● Instructions for the task:
Omit every picture and write out the rest of the records exactly.

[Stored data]

========================

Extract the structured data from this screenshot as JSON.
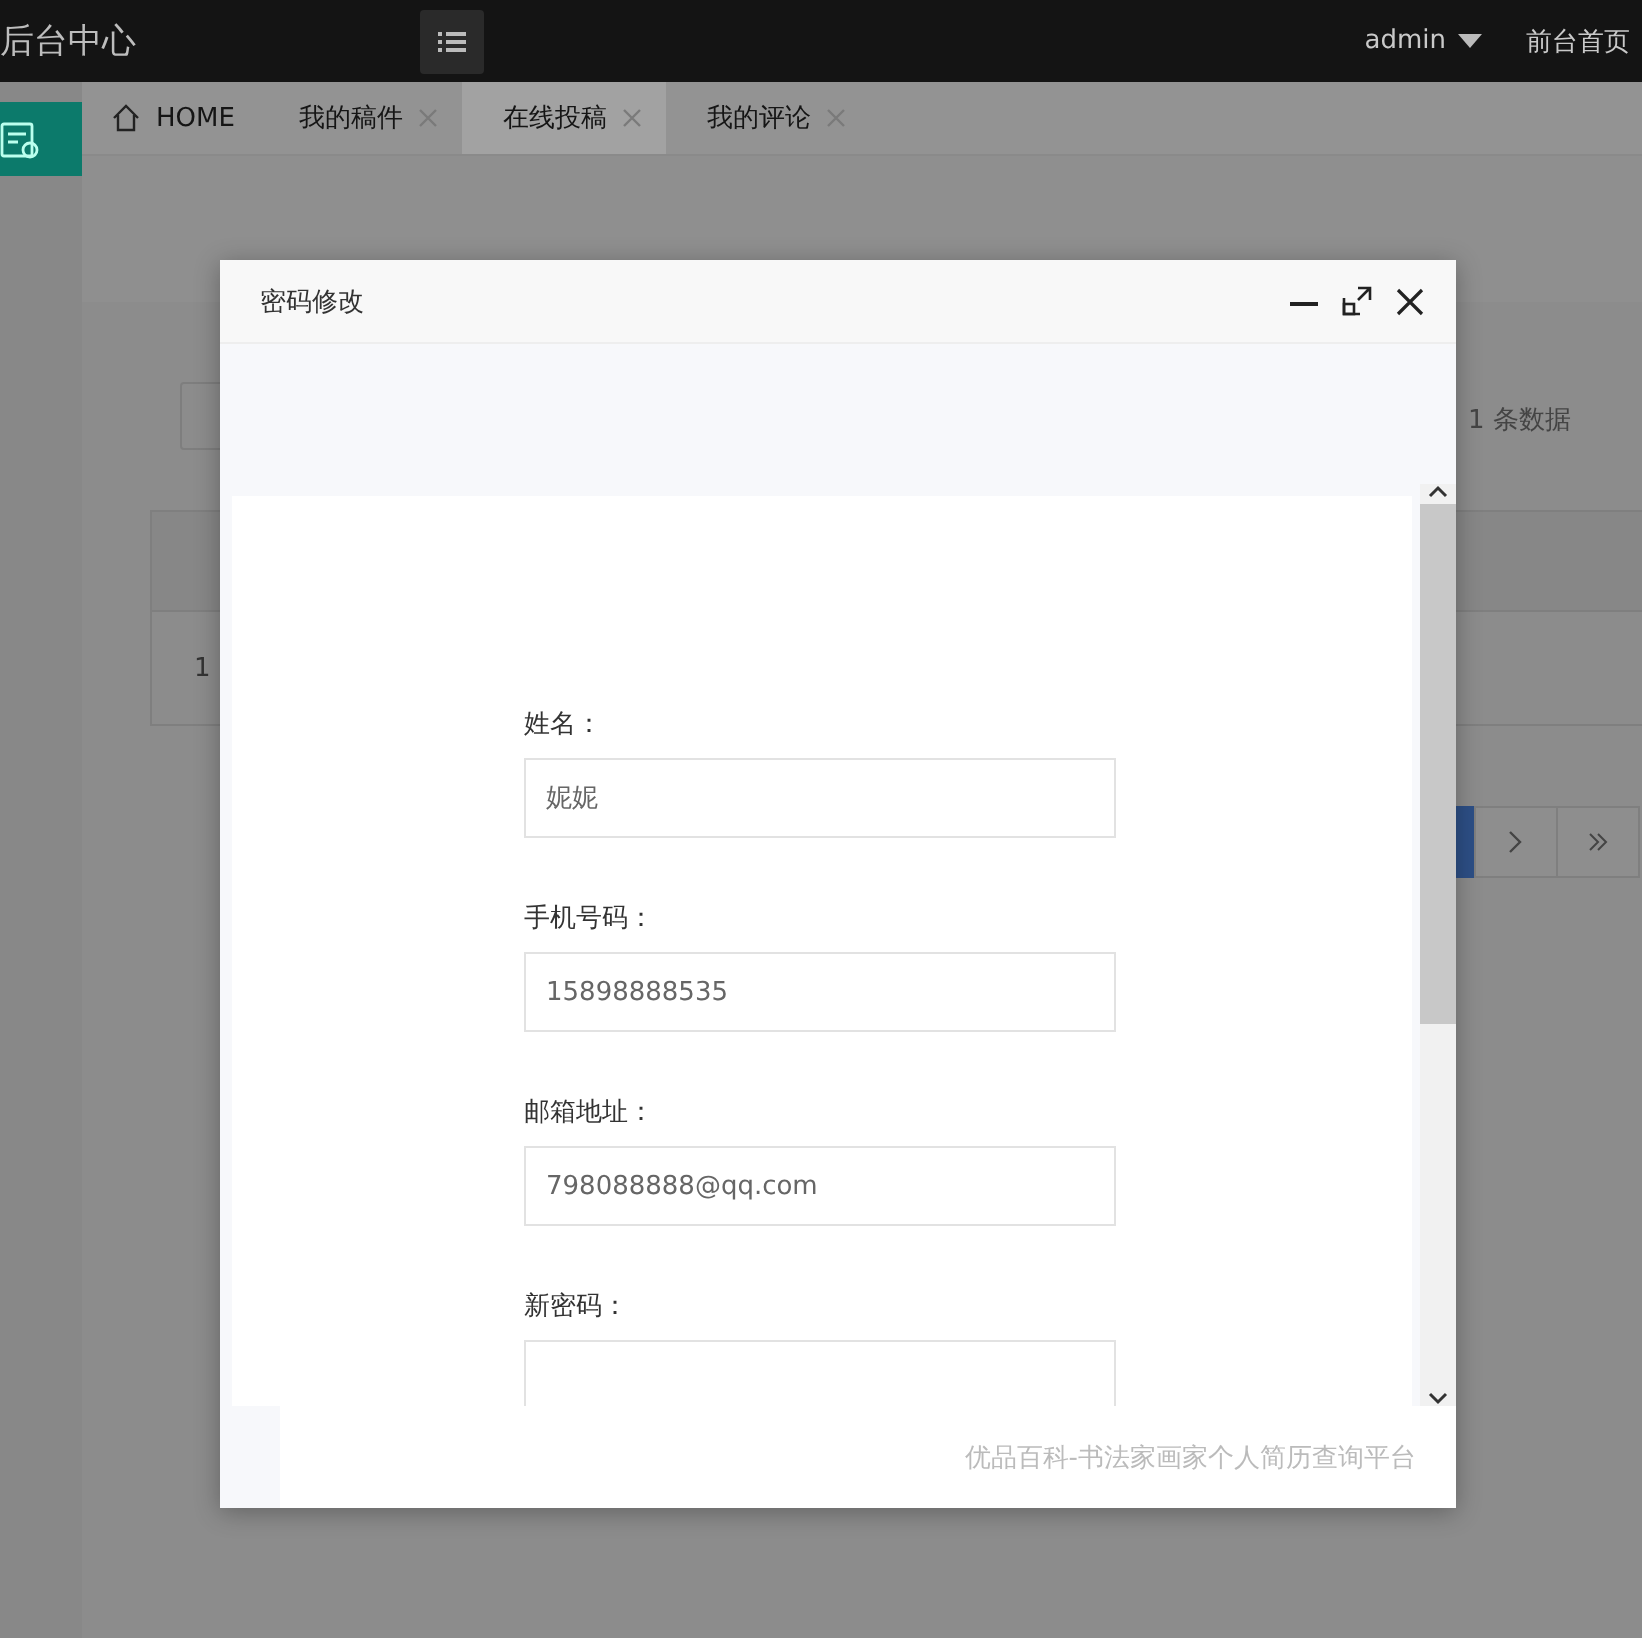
{
  "header": {
    "title": "后台中心",
    "user": "admin",
    "home_link": "前台首页"
  },
  "tabs": [
    {
      "label": "HOME",
      "kind": "home",
      "selected": false,
      "closable": false
    },
    {
      "label": "我的稿件",
      "kind": "page",
      "selected": false,
      "closable": true
    },
    {
      "label": "在线投稿",
      "kind": "page",
      "selected": true,
      "closable": true
    },
    {
      "label": "我的评论",
      "kind": "page",
      "selected": false,
      "closable": true
    }
  ],
  "background": {
    "record_count": "1 条数据",
    "table_rows": [
      {
        "index": "1"
      }
    ]
  },
  "dialog": {
    "title": "密码修改",
    "fields": [
      {
        "label": "姓名：",
        "value": "妮妮"
      },
      {
        "label": "手机号码：",
        "value": "15898888535"
      },
      {
        "label": "邮箱地址：",
        "value": "798088888@qq.com"
      },
      {
        "label": "新密码："
      }
    ],
    "footer": "优品百科-书法家画家个人简历查询平台"
  }
}
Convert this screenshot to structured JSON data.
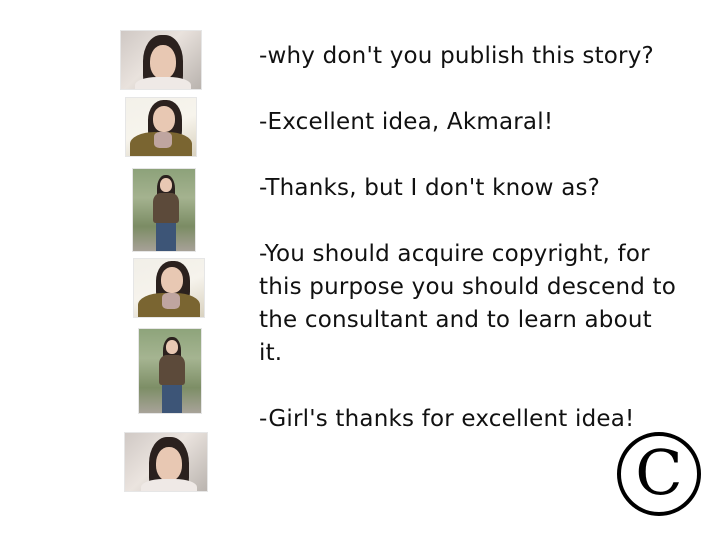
{
  "dialog": {
    "lines": [
      "-why don't you publish this story?",
      "-Excellent idea, Akmaral!",
      "-Thanks, but I don't know as?",
      "-You should acquire copyright, for this purpose you should descend to the consultant and to learn about it.",
      "-Girl's thanks for excellent idea!"
    ]
  },
  "copyright_mark": "C",
  "photos": [
    {
      "icon": "portrait-photo"
    },
    {
      "icon": "portrait-photo"
    },
    {
      "icon": "full-figure-photo"
    },
    {
      "icon": "portrait-photo"
    },
    {
      "icon": "full-figure-photo"
    },
    {
      "icon": "portrait-photo"
    }
  ]
}
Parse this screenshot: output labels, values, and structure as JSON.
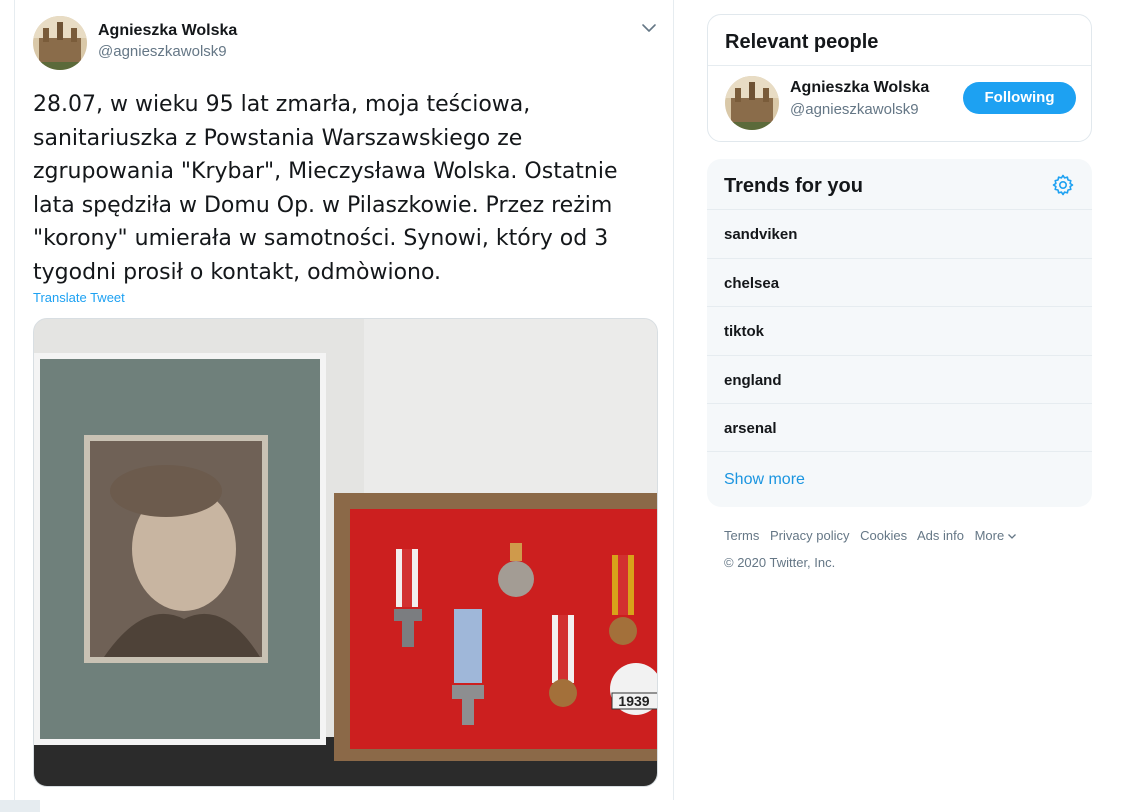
{
  "tweet": {
    "author_name": "Agnieszka Wolska",
    "author_handle": "@agnieszkawolsk9",
    "text": "28.07, w wieku 95 lat zmarła, moja teściowa,\nsanitariuszka z Powstania Warszawskiego ze\nzgrupowania \"Krybar\", Mieczysława Wolska. Ostatnie\nlata spędziła w Domu Op. w Pilaszkowie. Przez reżim\n\"korony\" umierała w samotności. Synowi, który od 3\ntygodni prosił o kontakt, odmòwiono.",
    "translate_label": "Translate Tweet",
    "media_badge": "1939",
    "caret_icon": "chevron-down-icon"
  },
  "relevant_people": {
    "title": "Relevant people",
    "person": {
      "name": "Agnieszka Wolska",
      "handle": "@agnieszkawolsk9",
      "follow_label": "Following"
    }
  },
  "trends": {
    "title": "Trends for you",
    "settings_icon": "gear-icon",
    "items": [
      {
        "label": "sandviken"
      },
      {
        "label": "chelsea"
      },
      {
        "label": "tiktok"
      },
      {
        "label": "england"
      },
      {
        "label": "arsenal"
      }
    ],
    "show_more": "Show more"
  },
  "footer": {
    "links": [
      "Terms",
      "Privacy policy",
      "Cookies",
      "Ads info"
    ],
    "more_label": "More",
    "copyright": "© 2020 Twitter, Inc."
  },
  "colors": {
    "accent": "#1da1f2",
    "link": "#1b95e0",
    "secondary_text": "#657786",
    "primary_text": "#14171a",
    "trends_bg": "#f5f8fa"
  }
}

========================

● Correct answer:
Extract the structured data from this screenshot as JSON.
{
  "header": {
    "title": "后台中心",
    "user": "admin",
    "home_link": "前台首页"
  },
  "tabs": [
    {
      "label": "HOME",
      "kind": "home",
      "selected": false,
      "closable": false
    },
    {
      "label": "我的稿件",
      "kind": "page",
      "selected": false,
      "closable": true
    },
    {
      "label": "在线投稿",
      "kind": "page",
      "selected": true,
      "closable": true
    },
    {
      "label": "我的评论",
      "kind": "page",
      "selected": false,
      "closable": true
    }
  ],
  "background": {
    "record_count": "1 条数据",
    "table_rows": [
      {
        "index": "1"
      }
    ]
  },
  "dialog": {
    "title": "密码修改",
    "fields": [
      {
        "label": "姓名：",
        "value": "妮妮"
      },
      {
        "label": "手机号码：",
        "value": "15898888535"
      },
      {
        "label": "邮箱地址：",
        "value": "798088888@qq.com"
      },
      {
        "label": "新密码："
      }
    ],
    "footer": "优品百科-书法家画家个人简历查询平台"
  }
}
Convert this screenshot to structured JSON data.
{
  "dialog": {
    "lines": [
      "-why don't you publish this story?",
      "-Excellent idea, Akmaral!",
      "-Thanks, but I don't know as?",
      "-You should acquire copyright, for this purpose you should descend to the consultant and to learn about it.",
      "-Girl's thanks for excellent idea!"
    ]
  },
  "copyright_mark": "C",
  "photos": [
    {
      "icon": "portrait-photo"
    },
    {
      "icon": "portrait-photo"
    },
    {
      "icon": "full-figure-photo"
    },
    {
      "icon": "portrait-photo"
    },
    {
      "icon": "full-figure-photo"
    },
    {
      "icon": "portrait-photo"
    }
  ]
}
Parse this screenshot: output labels, values, and structure as JSON.
{
  "tweet": {
    "author_name": "Agnieszka Wolska",
    "author_handle": "@agnieszkawolsk9",
    "text": "28.07, w wieku 95 lat zmarła, moja teściowa,\nsanitariuszka z Powstania Warszawskiego ze\nzgrupowania \"Krybar\", Mieczysława Wolska. Ostatnie\nlata spędziła w Domu Op. w Pilaszkowie. Przez reżim\n\"korony\" umierała w samotności. Synowi, który od 3\ntygodni prosił o kontakt, odmòwiono.",
    "translate_label": "Translate Tweet",
    "media_badge": "1939",
    "caret_icon": "chevron-down-icon"
  },
  "relevant_people": {
    "title": "Relevant people",
    "person": {
      "name": "Agnieszka Wolska",
      "handle": "@agnieszkawolsk9",
      "follow_label": "Following"
    }
  },
  "trends": {
    "title": "Trends for you",
    "settings_icon": "gear-icon",
    "items": [
      {
        "label": "sandviken"
      },
      {
        "label": "chelsea"
      },
      {
        "label": "tiktok"
      },
      {
        "label": "england"
      },
      {
        "label": "arsenal"
      }
    ],
    "show_more": "Show more"
  },
  "footer": {
    "links": [
      "Terms",
      "Privacy policy",
      "Cookies",
      "Ads info"
    ],
    "more_label": "More",
    "copyright": "© 2020 Twitter, Inc."
  },
  "colors": {
    "accent": "#1da1f2",
    "link": "#1b95e0",
    "secondary_text": "#657786",
    "primary_text": "#14171a",
    "trends_bg": "#f5f8fa"
  }
}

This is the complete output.